▶ Instructions for the task: Please write out the material that follows, exactly as it stands.

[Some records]

═══

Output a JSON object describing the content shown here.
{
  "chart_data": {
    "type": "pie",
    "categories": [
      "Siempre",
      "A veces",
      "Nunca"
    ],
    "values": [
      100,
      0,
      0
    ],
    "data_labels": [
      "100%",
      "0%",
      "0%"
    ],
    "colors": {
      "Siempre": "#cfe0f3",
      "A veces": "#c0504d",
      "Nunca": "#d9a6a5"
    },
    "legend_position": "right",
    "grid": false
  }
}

═══

▶ Output of the exercise:
Output a JSON object describing the content shown here.
{
  "chart_data": {
    "type": "pie",
    "categories": [
      "Siempre",
      "A veces",
      "Nunca"
    ],
    "values": [
      100,
      0,
      0
    ],
    "data_labels": [
      "100%",
      "0%",
      "0%"
    ],
    "colors": {
      "Siempre": "#cfe0f3",
      "A veces": "#c0504d",
      "Nunca": "#d9a6a5"
    },
    "legend_position": "right",
    "grid": false
  }
}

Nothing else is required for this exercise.